* Start Given information *
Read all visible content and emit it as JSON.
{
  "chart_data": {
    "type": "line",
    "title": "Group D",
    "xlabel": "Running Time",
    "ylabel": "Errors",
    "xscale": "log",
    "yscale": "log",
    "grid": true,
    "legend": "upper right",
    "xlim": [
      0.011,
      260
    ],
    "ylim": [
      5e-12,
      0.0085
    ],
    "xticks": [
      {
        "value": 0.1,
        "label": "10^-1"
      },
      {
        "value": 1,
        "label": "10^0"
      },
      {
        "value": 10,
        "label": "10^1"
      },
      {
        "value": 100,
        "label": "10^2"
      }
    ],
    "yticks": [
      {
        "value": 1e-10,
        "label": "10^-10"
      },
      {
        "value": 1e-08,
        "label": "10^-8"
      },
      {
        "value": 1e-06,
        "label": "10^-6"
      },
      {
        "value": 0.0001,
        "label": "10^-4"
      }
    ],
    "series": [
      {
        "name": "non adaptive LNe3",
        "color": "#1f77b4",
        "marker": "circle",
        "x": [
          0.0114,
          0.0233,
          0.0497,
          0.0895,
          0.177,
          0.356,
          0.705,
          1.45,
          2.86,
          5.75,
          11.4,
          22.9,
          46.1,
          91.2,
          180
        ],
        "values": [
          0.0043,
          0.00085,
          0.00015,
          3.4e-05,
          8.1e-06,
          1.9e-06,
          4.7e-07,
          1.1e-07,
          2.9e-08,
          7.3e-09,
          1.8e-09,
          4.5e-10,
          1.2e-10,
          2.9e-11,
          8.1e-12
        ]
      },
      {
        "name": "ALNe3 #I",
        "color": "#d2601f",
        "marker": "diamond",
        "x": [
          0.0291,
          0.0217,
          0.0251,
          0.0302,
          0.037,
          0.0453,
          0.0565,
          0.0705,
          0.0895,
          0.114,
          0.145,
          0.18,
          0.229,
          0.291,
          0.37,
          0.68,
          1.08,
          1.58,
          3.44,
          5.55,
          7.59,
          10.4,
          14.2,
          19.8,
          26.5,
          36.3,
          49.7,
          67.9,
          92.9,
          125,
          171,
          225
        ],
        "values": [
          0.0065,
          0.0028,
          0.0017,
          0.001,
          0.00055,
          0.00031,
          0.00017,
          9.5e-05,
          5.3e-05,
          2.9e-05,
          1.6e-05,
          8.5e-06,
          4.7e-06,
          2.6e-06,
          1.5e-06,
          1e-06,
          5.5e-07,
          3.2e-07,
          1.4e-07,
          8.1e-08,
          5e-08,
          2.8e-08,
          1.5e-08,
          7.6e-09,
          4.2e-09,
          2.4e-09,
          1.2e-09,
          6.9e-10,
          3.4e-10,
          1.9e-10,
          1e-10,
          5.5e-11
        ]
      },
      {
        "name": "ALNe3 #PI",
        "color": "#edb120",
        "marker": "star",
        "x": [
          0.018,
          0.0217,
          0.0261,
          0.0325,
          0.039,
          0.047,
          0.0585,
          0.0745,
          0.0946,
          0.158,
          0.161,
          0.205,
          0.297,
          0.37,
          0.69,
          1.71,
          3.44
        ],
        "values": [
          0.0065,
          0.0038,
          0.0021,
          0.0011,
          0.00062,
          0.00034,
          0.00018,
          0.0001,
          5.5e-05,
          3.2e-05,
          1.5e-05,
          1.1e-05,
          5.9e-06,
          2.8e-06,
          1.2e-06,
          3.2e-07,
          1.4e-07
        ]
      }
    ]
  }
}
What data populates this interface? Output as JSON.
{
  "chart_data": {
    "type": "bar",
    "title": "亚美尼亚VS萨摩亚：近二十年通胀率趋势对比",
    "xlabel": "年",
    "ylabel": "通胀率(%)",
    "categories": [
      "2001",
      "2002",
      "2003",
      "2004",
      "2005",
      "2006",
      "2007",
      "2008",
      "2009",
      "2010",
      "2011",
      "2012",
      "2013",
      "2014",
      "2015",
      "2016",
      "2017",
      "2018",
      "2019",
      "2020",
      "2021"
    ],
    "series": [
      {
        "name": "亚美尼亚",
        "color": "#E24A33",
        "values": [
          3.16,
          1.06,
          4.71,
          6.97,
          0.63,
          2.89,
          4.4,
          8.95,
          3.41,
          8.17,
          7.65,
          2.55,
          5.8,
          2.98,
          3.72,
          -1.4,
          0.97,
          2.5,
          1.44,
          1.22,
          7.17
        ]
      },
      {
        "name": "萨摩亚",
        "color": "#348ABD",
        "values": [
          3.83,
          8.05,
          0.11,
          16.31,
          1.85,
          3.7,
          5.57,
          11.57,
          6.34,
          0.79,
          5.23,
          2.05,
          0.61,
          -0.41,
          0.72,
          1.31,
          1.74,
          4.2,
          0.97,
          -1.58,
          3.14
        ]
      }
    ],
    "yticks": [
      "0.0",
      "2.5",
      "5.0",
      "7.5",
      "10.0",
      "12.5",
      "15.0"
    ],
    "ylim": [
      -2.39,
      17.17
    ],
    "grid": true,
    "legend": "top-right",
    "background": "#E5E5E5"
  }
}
* End Given information *
Task instructions
Copy out every line of the data above, exactly as given.

Worked solution
Read all visible content and emit it as JSON.
{
  "chart_data": {
    "type": "line",
    "title": "Group D",
    "xlabel": "Running Time",
    "ylabel": "Errors",
    "xscale": "log",
    "yscale": "log",
    "grid": true,
    "legend": "upper right",
    "xlim": [
      0.011,
      260
    ],
    "ylim": [
      5e-12,
      0.0085
    ],
    "xticks": [
      {
        "value": 0.1,
        "label": "10^-1"
      },
      {
        "value": 1,
        "label": "10^0"
      },
      {
        "value": 10,
        "label": "10^1"
      },
      {
        "value": 100,
        "label": "10^2"
      }
    ],
    "yticks": [
      {
        "value": 1e-10,
        "label": "10^-10"
      },
      {
        "value": 1e-08,
        "label": "10^-8"
      },
      {
        "value": 1e-06,
        "label": "10^-6"
      },
      {
        "value": 0.0001,
        "label": "10^-4"
      }
    ],
    "series": [
      {
        "name": "non adaptive LNe3",
        "color": "#1f77b4",
        "marker": "circle",
        "x": [
          0.0114,
          0.0233,
          0.0497,
          0.0895,
          0.177,
          0.356,
          0.705,
          1.45,
          2.86,
          5.75,
          11.4,
          22.9,
          46.1,
          91.2,
          180
        ],
        "values": [
          0.0043,
          0.00085,
          0.00015,
          3.4e-05,
          8.1e-06,
          1.9e-06,
          4.7e-07,
          1.1e-07,
          2.9e-08,
          7.3e-09,
          1.8e-09,
          4.5e-10,
          1.2e-10,
          2.9e-11,
          8.1e-12
        ]
      },
      {
        "name": "ALNe3 #I",
        "color": "#d2601f",
        "marker": "diamond",
        "x": [
          0.0291,
          0.0217,
          0.0251,
          0.0302,
          0.037,
          0.0453,
          0.0565,
          0.0705,
          0.0895,
          0.114,
          0.145,
          0.18,
          0.229,
          0.291,
          0.37,
          0.68,
          1.08,
          1.58,
          3.44,
          5.55,
          7.59,
          10.4,
          14.2,
          19.8,
          26.5,
          36.3,
          49.7,
          67.9,
          92.9,
          125,
          171,
          225
        ],
        "values": [
          0.0065,
          0.0028,
          0.0017,
          0.001,
          0.00055,
          0.00031,
          0.00017,
          9.5e-05,
          5.3e-05,
          2.9e-05,
          1.6e-05,
          8.5e-06,
          4.7e-06,
          2.6e-06,
          1.5e-06,
          1e-06,
          5.5e-07,
          3.2e-07,
          1.4e-07,
          8.1e-08,
          5e-08,
          2.8e-08,
          1.5e-08,
          7.6e-09,
          4.2e-09,
          2.4e-09,
          1.2e-09,
          6.9e-10,
          3.4e-10,
          1.9e-10,
          1e-10,
          5.5e-11
        ]
      },
      {
        "name": "ALNe3 #PI",
        "color": "#edb120",
        "marker": "star",
        "x": [
          0.018,
          0.0217,
          0.0261,
          0.0325,
          0.039,
          0.047,
          0.0585,
          0.0745,
          0.0946,
          0.158,
          0.161,
          0.205,
          0.297,
          0.37,
          0.69,
          1.71,
          3.44
        ],
        "values": [
          0.0065,
          0.0038,
          0.0021,
          0.0011,
          0.00062,
          0.00034,
          0.00018,
          0.0001,
          5.5e-05,
          3.2e-05,
          1.5e-05,
          1.1e-05,
          5.9e-06,
          2.8e-06,
          1.2e-06,
          3.2e-07,
          1.4e-07
        ]
      }
    ]
  }
}
What data populates this interface? Output as JSON.
{
  "chart_data": {
    "type": "bar",
    "title": "亚美尼亚VS萨摩亚：近二十年通胀率趋势对比",
    "xlabel": "年",
    "ylabel": "通胀率(%)",
    "categories": [
      "2001",
      "2002",
      "2003",
      "2004",
      "2005",
      "2006",
      "2007",
      "2008",
      "2009",
      "2010",
      "2011",
      "2012",
      "2013",
      "2014",
      "2015",
      "2016",
      "2017",
      "2018",
      "2019",
      "2020",
      "2021"
    ],
    "series": [
      {
        "name": "亚美尼亚",
        "color": "#E24A33",
        "values": [
          3.16,
          1.06,
          4.71,
          6.97,
          0.63,
          2.89,
          4.4,
          8.95,
          3.41,
          8.17,
          7.65,
          2.55,
          5.8,
          2.98,
          3.72,
          -1.4,
          0.97,
          2.5,
          1.44,
          1.22,
          7.17
        ]
      },
      {
        "name": "萨摩亚",
        "color": "#348ABD",
        "values": [
          3.83,
          8.05,
          0.11,
          16.31,
          1.85,
          3.7,
          5.57,
          11.57,
          6.34,
          0.79,
          5.23,
          2.05,
          0.61,
          -0.41,
          0.72,
          1.31,
          1.74,
          4.2,
          0.97,
          -1.58,
          3.14
        ]
      }
    ],
    "yticks": [
      "0.0",
      "2.5",
      "5.0",
      "7.5",
      "10.0",
      "12.5",
      "15.0"
    ],
    "ylim": [
      -2.39,
      17.17
    ],
    "grid": true,
    "legend": "top-right",
    "background": "#E5E5E5"
  }
}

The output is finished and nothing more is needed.